Aim
Retype all of the entries word for word.

Records for the exercise
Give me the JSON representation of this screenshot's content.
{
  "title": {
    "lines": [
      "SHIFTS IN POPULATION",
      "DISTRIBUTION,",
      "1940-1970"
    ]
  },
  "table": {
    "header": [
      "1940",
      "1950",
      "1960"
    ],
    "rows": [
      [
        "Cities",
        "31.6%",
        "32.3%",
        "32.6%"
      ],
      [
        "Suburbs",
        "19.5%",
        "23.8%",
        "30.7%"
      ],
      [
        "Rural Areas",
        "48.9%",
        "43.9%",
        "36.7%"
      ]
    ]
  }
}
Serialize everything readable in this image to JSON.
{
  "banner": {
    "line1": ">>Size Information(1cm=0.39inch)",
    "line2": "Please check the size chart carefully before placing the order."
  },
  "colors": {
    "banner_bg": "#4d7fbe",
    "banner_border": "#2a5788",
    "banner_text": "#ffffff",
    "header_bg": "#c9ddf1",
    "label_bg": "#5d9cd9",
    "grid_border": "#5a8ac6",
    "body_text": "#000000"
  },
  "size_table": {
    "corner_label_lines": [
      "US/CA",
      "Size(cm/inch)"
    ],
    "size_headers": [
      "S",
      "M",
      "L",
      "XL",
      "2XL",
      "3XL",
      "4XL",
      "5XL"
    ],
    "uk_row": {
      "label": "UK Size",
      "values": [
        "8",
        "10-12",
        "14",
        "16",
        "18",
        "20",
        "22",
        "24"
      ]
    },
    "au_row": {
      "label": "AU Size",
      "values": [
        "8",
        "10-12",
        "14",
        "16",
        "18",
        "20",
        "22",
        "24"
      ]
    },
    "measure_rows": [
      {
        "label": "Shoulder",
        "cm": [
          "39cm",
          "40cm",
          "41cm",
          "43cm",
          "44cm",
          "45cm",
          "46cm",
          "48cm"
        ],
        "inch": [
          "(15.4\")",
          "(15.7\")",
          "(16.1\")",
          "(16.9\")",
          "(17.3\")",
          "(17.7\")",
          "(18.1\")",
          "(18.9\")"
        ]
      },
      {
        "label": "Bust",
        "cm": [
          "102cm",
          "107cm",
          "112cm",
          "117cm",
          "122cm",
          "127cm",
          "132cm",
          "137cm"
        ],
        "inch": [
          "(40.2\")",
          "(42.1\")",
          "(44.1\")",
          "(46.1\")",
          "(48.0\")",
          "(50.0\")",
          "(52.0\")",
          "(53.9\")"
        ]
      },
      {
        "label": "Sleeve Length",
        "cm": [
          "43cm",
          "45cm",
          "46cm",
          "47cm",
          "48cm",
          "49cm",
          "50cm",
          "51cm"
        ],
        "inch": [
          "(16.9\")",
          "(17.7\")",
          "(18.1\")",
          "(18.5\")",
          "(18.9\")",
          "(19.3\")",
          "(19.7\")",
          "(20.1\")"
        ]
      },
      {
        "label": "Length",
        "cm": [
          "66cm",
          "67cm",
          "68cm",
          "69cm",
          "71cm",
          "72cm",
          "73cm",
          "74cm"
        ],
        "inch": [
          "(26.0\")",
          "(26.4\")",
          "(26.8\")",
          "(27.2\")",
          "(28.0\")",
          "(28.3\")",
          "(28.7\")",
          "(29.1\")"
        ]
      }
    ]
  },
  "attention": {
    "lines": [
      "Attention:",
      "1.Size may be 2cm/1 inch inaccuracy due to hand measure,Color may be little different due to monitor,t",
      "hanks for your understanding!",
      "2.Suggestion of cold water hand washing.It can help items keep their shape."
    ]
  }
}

Completed exercise
Give me the JSON representation of this screenshot's content.
{
  "title": {
    "lines": [
      "SHIFTS IN POPULATION",
      "DISTRIBUTION,",
      "1940-1970"
    ]
  },
  "table": {
    "header": [
      "1940",
      "1950",
      "1960"
    ],
    "rows": [
      [
        "Cities",
        "31.6%",
        "32.3%",
        "32.6%"
      ],
      [
        "Suburbs",
        "19.5%",
        "23.8%",
        "30.7%"
      ],
      [
        "Rural Areas",
        "48.9%",
        "43.9%",
        "36.7%"
      ]
    ]
  }
}
Serialize everything readable in this image to JSON.
{
  "banner": {
    "line1": ">>Size Information(1cm=0.39inch)",
    "line2": "Please check the size chart carefully before placing the order."
  },
  "colors": {
    "banner_bg": "#4d7fbe",
    "banner_border": "#2a5788",
    "banner_text": "#ffffff",
    "header_bg": "#c9ddf1",
    "label_bg": "#5d9cd9",
    "grid_border": "#5a8ac6",
    "body_text": "#000000"
  },
  "size_table": {
    "corner_label_lines": [
      "US/CA",
      "Size(cm/inch)"
    ],
    "size_headers": [
      "S",
      "M",
      "L",
      "XL",
      "2XL",
      "3XL",
      "4XL",
      "5XL"
    ],
    "uk_row": {
      "label": "UK Size",
      "values": [
        "8",
        "10-12",
        "14",
        "16",
        "18",
        "20",
        "22",
        "24"
      ]
    },
    "au_row": {
      "label": "AU Size",
      "values": [
        "8",
        "10-12",
        "14",
        "16",
        "18",
        "20",
        "22",
        "24"
      ]
    },
    "measure_rows": [
      {
        "label": "Shoulder",
        "cm": [
          "39cm",
          "40cm",
          "41cm",
          "43cm",
          "44cm",
          "45cm",
          "46cm",
          "48cm"
        ],
        "inch": [
          "(15.4\")",
          "(15.7\")",
          "(16.1\")",
          "(16.9\")",
          "(17.3\")",
          "(17.7\")",
          "(18.1\")",
          "(18.9\")"
        ]
      },
      {
        "label": "Bust",
        "cm": [
          "102cm",
          "107cm",
          "112cm",
          "117cm",
          "122cm",
          "127cm",
          "132cm",
          "137cm"
        ],
        "inch": [
          "(40.2\")",
          "(42.1\")",
          "(44.1\")",
          "(46.1\")",
          "(48.0\")",
          "(50.0\")",
          "(52.0\")",
          "(53.9\")"
        ]
      },
      {
        "label": "Sleeve Length",
        "cm": [
          "43cm",
          "45cm",
          "46cm",
          "47cm",
          "48cm",
          "49cm",
          "50cm",
          "51cm"
        ],
        "inch": [
          "(16.9\")",
          "(17.7\")",
          "(18.1\")",
          "(18.5\")",
          "(18.9\")",
          "(19.3\")",
          "(19.7\")",
          "(20.1\")"
        ]
      },
      {
        "label": "Length",
        "cm": [
          "66cm",
          "67cm",
          "68cm",
          "69cm",
          "71cm",
          "72cm",
          "73cm",
          "74cm"
        ],
        "inch": [
          "(26.0\")",
          "(26.4\")",
          "(26.8\")",
          "(27.2\")",
          "(28.0\")",
          "(28.3\")",
          "(28.7\")",
          "(29.1\")"
        ]
      }
    ]
  },
  "attention": {
    "lines": [
      "Attention:",
      "1.Size may be 2cm/1 inch inaccuracy due to hand measure,Color may be little different due to monitor,t",
      "hanks for your understanding!",
      "2.Suggestion of cold water hand washing.It can help items keep their shape."
    ]
  }
}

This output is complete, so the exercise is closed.